Objective: Return all lines that include the string "this".

Dataset:

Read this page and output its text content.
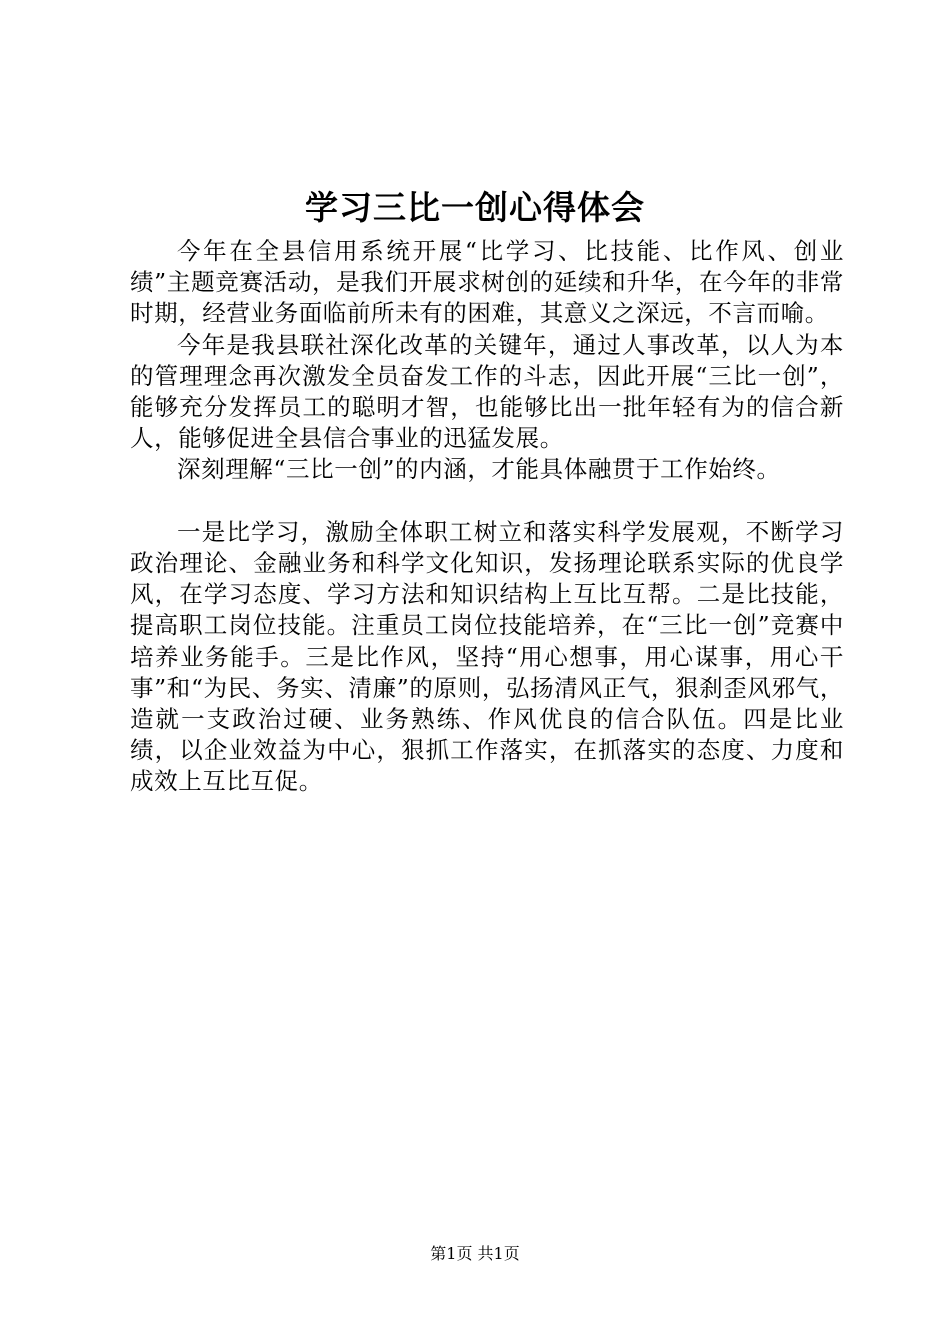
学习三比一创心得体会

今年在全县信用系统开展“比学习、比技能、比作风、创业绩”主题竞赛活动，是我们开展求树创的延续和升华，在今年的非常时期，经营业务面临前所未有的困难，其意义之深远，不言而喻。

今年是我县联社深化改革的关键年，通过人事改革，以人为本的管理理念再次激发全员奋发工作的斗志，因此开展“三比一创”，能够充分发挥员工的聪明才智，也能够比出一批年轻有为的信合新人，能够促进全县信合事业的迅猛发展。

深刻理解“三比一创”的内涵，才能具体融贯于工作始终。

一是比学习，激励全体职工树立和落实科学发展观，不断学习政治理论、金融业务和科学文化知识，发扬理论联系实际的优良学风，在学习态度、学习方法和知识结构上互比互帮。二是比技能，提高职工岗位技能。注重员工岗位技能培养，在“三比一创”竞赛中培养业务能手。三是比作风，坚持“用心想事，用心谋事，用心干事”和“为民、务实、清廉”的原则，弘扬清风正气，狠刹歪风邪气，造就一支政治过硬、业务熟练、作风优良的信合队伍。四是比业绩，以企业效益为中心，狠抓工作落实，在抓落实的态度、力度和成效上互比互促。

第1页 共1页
...
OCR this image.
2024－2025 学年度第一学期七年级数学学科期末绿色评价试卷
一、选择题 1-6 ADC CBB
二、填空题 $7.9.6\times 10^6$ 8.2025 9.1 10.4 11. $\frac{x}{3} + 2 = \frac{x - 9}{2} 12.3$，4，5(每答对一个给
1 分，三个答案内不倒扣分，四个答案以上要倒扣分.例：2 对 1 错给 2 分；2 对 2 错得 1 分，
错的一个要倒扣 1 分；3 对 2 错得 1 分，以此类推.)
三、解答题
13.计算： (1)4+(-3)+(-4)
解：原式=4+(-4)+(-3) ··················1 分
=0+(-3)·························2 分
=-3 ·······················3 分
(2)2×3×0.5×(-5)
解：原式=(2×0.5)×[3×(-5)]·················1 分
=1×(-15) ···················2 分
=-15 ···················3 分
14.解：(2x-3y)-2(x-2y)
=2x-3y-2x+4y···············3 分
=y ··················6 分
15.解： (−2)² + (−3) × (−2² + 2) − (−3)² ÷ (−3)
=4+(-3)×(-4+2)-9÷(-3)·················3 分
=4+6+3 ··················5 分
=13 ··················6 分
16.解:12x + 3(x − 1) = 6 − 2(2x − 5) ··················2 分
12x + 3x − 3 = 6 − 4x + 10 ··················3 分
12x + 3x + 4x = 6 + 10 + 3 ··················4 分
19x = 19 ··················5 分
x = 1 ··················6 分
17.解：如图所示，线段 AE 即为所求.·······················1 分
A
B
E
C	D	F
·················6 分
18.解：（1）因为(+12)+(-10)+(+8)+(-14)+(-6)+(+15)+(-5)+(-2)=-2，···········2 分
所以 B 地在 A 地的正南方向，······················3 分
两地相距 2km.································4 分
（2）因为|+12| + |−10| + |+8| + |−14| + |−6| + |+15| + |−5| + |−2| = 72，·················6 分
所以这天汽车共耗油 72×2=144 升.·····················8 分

Complete answer:
Read this page and output its text content.
OCR this image.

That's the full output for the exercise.